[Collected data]
-----

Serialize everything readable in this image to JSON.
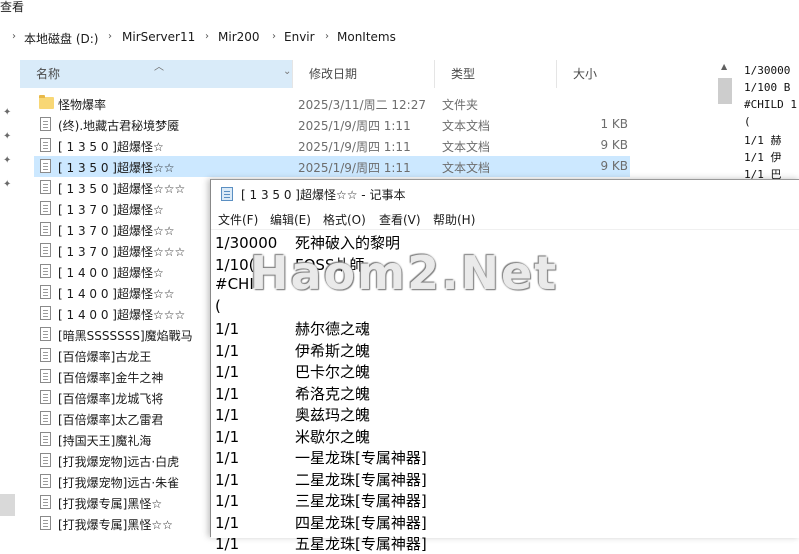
{
  "window": {
    "title_fragment": "查看"
  },
  "address_bar": {
    "crumbs": [
      "本地磁盘 (D:)",
      "MirServer11",
      "Mir200",
      "Envir",
      "MonItems"
    ]
  },
  "columns": {
    "name": "名称",
    "date": "修改日期",
    "type": "类型",
    "size": "大小"
  },
  "files": [
    {
      "name": "怪物爆率",
      "date": "2025/3/11/周二 12:27",
      "type": "文件夹",
      "size": "",
      "kind": "folder"
    },
    {
      "name": "(终).地藏古君秘境梦魇",
      "date": "2025/1/9/周四 1:11",
      "type": "文本文档",
      "size": "1 KB",
      "kind": "file"
    },
    {
      "name": "[ 1 3 5 0 ]超爆怪☆",
      "date": "2025/1/9/周四 1:11",
      "type": "文本文档",
      "size": "9 KB",
      "kind": "file"
    },
    {
      "name": "[ 1 3 5 0 ]超爆怪☆☆",
      "date": "2025/1/9/周四 1:11",
      "type": "文本文档",
      "size": "9 KB",
      "kind": "file"
    },
    {
      "name": "[ 1 3 5 0 ]超爆怪☆☆☆",
      "date": "",
      "type": "",
      "size": "",
      "kind": "file"
    },
    {
      "name": "[ 1 3 7 0 ]超爆怪☆",
      "date": "",
      "type": "",
      "size": "",
      "kind": "file"
    },
    {
      "name": "[ 1 3 7 0 ]超爆怪☆☆",
      "date": "",
      "type": "",
      "size": "",
      "kind": "file"
    },
    {
      "name": "[ 1 3 7 0 ]超爆怪☆☆☆",
      "date": "",
      "type": "",
      "size": "",
      "kind": "file"
    },
    {
      "name": "[ 1 4 0 0 ]超爆怪☆",
      "date": "",
      "type": "",
      "size": "",
      "kind": "file"
    },
    {
      "name": "[ 1 4 0 0 ]超爆怪☆☆",
      "date": "",
      "type": "",
      "size": "",
      "kind": "file"
    },
    {
      "name": "[ 1 4 0 0 ]超爆怪☆☆☆",
      "date": "",
      "type": "",
      "size": "",
      "kind": "file"
    },
    {
      "name": "[暗黑SSSSSSS]魔焰戰马",
      "date": "",
      "type": "",
      "size": "",
      "kind": "file"
    },
    {
      "name": "[百倍爆率]古龙王",
      "date": "",
      "type": "",
      "size": "",
      "kind": "file"
    },
    {
      "name": "[百倍爆率]金牛之神",
      "date": "",
      "type": "",
      "size": "",
      "kind": "file"
    },
    {
      "name": "[百倍爆率]龙城飞将",
      "date": "",
      "type": "",
      "size": "",
      "kind": "file"
    },
    {
      "name": "[百倍爆率]太乙雷君",
      "date": "",
      "type": "",
      "size": "",
      "kind": "file"
    },
    {
      "name": "[持国天王]魔礼海",
      "date": "",
      "type": "",
      "size": "",
      "kind": "file"
    },
    {
      "name": "[打我爆宠物]远古·白虎",
      "date": "",
      "type": "",
      "size": "",
      "kind": "file"
    },
    {
      "name": "[打我爆宠物]远古·朱雀",
      "date": "",
      "type": "",
      "size": "",
      "kind": "file"
    },
    {
      "name": "[打我爆专属]黑怪☆",
      "date": "",
      "type": "",
      "size": "",
      "kind": "file"
    },
    {
      "name": "[打我爆专属]黑怪☆☆",
      "date": "",
      "type": "",
      "size": "",
      "kind": "file"
    }
  ],
  "preview": {
    "lines": [
      "1/30000",
      "1/100  B",
      "#CHILD 1",
      "(",
      "1/1    赫",
      "1/1    伊",
      "1/1    巴"
    ]
  },
  "notepad": {
    "title": "[ 1 3 5 0 ]超爆怪☆☆ - 记事本",
    "menu": [
      "文件(F)",
      "编辑(E)",
      "格式(O)",
      "查看(V)",
      "帮助(H)"
    ],
    "lines": [
      {
        "a": "1/30000",
        "b": "死神破入的黎明"
      },
      {
        "a": "1/10(",
        "b": "FOSS乩師"
      },
      {
        "a": "#CHIL",
        "b": ""
      },
      {
        "a": "(",
        "b": ""
      },
      {
        "a": "1/1",
        "b": "赫尔德之魂"
      },
      {
        "a": "1/1",
        "b": "伊希斯之魄"
      },
      {
        "a": "1/1",
        "b": "巴卡尔之魄"
      },
      {
        "a": "1/1",
        "b": "希洛克之魄"
      },
      {
        "a": "1/1",
        "b": "奥兹玛之魄"
      },
      {
        "a": "1/1",
        "b": "米歇尔之魄"
      },
      {
        "a": "1/1",
        "b": "一星龙珠[专属神器]"
      },
      {
        "a": "1/1",
        "b": "二星龙珠[专属神器]"
      },
      {
        "a": "1/1",
        "b": "三星龙珠[专属神器]"
      },
      {
        "a": "1/1",
        "b": "四星龙珠[专属神器]"
      },
      {
        "a": "1/1",
        "b": "五星龙珠[专属神器]"
      }
    ]
  },
  "watermark": "Haom2.Net"
}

-----

- Task goal: Without including the pictures, reproduce all entries exactly.

- Response:
Serialize everything readable in this image to JSON.
{
  "window": {
    "title_fragment": "查看"
  },
  "address_bar": {
    "crumbs": [
      "本地磁盘 (D:)",
      "MirServer11",
      "Mir200",
      "Envir",
      "MonItems"
    ]
  },
  "columns": {
    "name": "名称",
    "date": "修改日期",
    "type": "类型",
    "size": "大小"
  },
  "files": [
    {
      "name": "怪物爆率",
      "date": "2025/3/11/周二 12:27",
      "type": "文件夹",
      "size": "",
      "kind": "folder"
    },
    {
      "name": "(终).地藏古君秘境梦魇",
      "date": "2025/1/9/周四 1:11",
      "type": "文本文档",
      "size": "1 KB",
      "kind": "file"
    },
    {
      "name": "[ 1 3 5 0 ]超爆怪☆",
      "date": "2025/1/9/周四 1:11",
      "type": "文本文档",
      "size": "9 KB",
      "kind": "file"
    },
    {
      "name": "[ 1 3 5 0 ]超爆怪☆☆",
      "date": "2025/1/9/周四 1:11",
      "type": "文本文档",
      "size": "9 KB",
      "kind": "file"
    },
    {
      "name": "[ 1 3 5 0 ]超爆怪☆☆☆",
      "date": "",
      "type": "",
      "size": "",
      "kind": "file"
    },
    {
      "name": "[ 1 3 7 0 ]超爆怪☆",
      "date": "",
      "type": "",
      "size": "",
      "kind": "file"
    },
    {
      "name": "[ 1 3 7 0 ]超爆怪☆☆",
      "date": "",
      "type": "",
      "size": "",
      "kind": "file"
    },
    {
      "name": "[ 1 3 7 0 ]超爆怪☆☆☆",
      "date": "",
      "type": "",
      "size": "",
      "kind": "file"
    },
    {
      "name": "[ 1 4 0 0 ]超爆怪☆",
      "date": "",
      "type": "",
      "size": "",
      "kind": "file"
    },
    {
      "name": "[ 1 4 0 0 ]超爆怪☆☆",
      "date": "",
      "type": "",
      "size": "",
      "kind": "file"
    },
    {
      "name": "[ 1 4 0 0 ]超爆怪☆☆☆",
      "date": "",
      "type": "",
      "size": "",
      "kind": "file"
    },
    {
      "name": "[暗黑SSSSSSS]魔焰戰马",
      "date": "",
      "type": "",
      "size": "",
      "kind": "file"
    },
    {
      "name": "[百倍爆率]古龙王",
      "date": "",
      "type": "",
      "size": "",
      "kind": "file"
    },
    {
      "name": "[百倍爆率]金牛之神",
      "date": "",
      "type": "",
      "size": "",
      "kind": "file"
    },
    {
      "name": "[百倍爆率]龙城飞将",
      "date": "",
      "type": "",
      "size": "",
      "kind": "file"
    },
    {
      "name": "[百倍爆率]太乙雷君",
      "date": "",
      "type": "",
      "size": "",
      "kind": "file"
    },
    {
      "name": "[持国天王]魔礼海",
      "date": "",
      "type": "",
      "size": "",
      "kind": "file"
    },
    {
      "name": "[打我爆宠物]远古·白虎",
      "date": "",
      "type": "",
      "size": "",
      "kind": "file"
    },
    {
      "name": "[打我爆宠物]远古·朱雀",
      "date": "",
      "type": "",
      "size": "",
      "kind": "file"
    },
    {
      "name": "[打我爆专属]黑怪☆",
      "date": "",
      "type": "",
      "size": "",
      "kind": "file"
    },
    {
      "name": "[打我爆专属]黑怪☆☆",
      "date": "",
      "type": "",
      "size": "",
      "kind": "file"
    }
  ],
  "preview": {
    "lines": [
      "1/30000",
      "1/100  B",
      "#CHILD 1",
      "(",
      "1/1    赫",
      "1/1    伊",
      "1/1    巴"
    ]
  },
  "notepad": {
    "title": "[ 1 3 5 0 ]超爆怪☆☆ - 记事本",
    "menu": [
      "文件(F)",
      "编辑(E)",
      "格式(O)",
      "查看(V)",
      "帮助(H)"
    ],
    "lines": [
      {
        "a": "1/30000",
        "b": "死神破入的黎明"
      },
      {
        "a": "1/10(",
        "b": "FOSS乩師"
      },
      {
        "a": "#CHIL",
        "b": ""
      },
      {
        "a": "(",
        "b": ""
      },
      {
        "a": "1/1",
        "b": "赫尔德之魂"
      },
      {
        "a": "1/1",
        "b": "伊希斯之魄"
      },
      {
        "a": "1/1",
        "b": "巴卡尔之魄"
      },
      {
        "a": "1/1",
        "b": "希洛克之魄"
      },
      {
        "a": "1/1",
        "b": "奥兹玛之魄"
      },
      {
        "a": "1/1",
        "b": "米歇尔之魄"
      },
      {
        "a": "1/1",
        "b": "一星龙珠[专属神器]"
      },
      {
        "a": "1/1",
        "b": "二星龙珠[专属神器]"
      },
      {
        "a": "1/1",
        "b": "三星龙珠[专属神器]"
      },
      {
        "a": "1/1",
        "b": "四星龙珠[专属神器]"
      },
      {
        "a": "1/1",
        "b": "五星龙珠[专属神器]"
      }
    ]
  },
  "watermark": "Haom2.Net"
}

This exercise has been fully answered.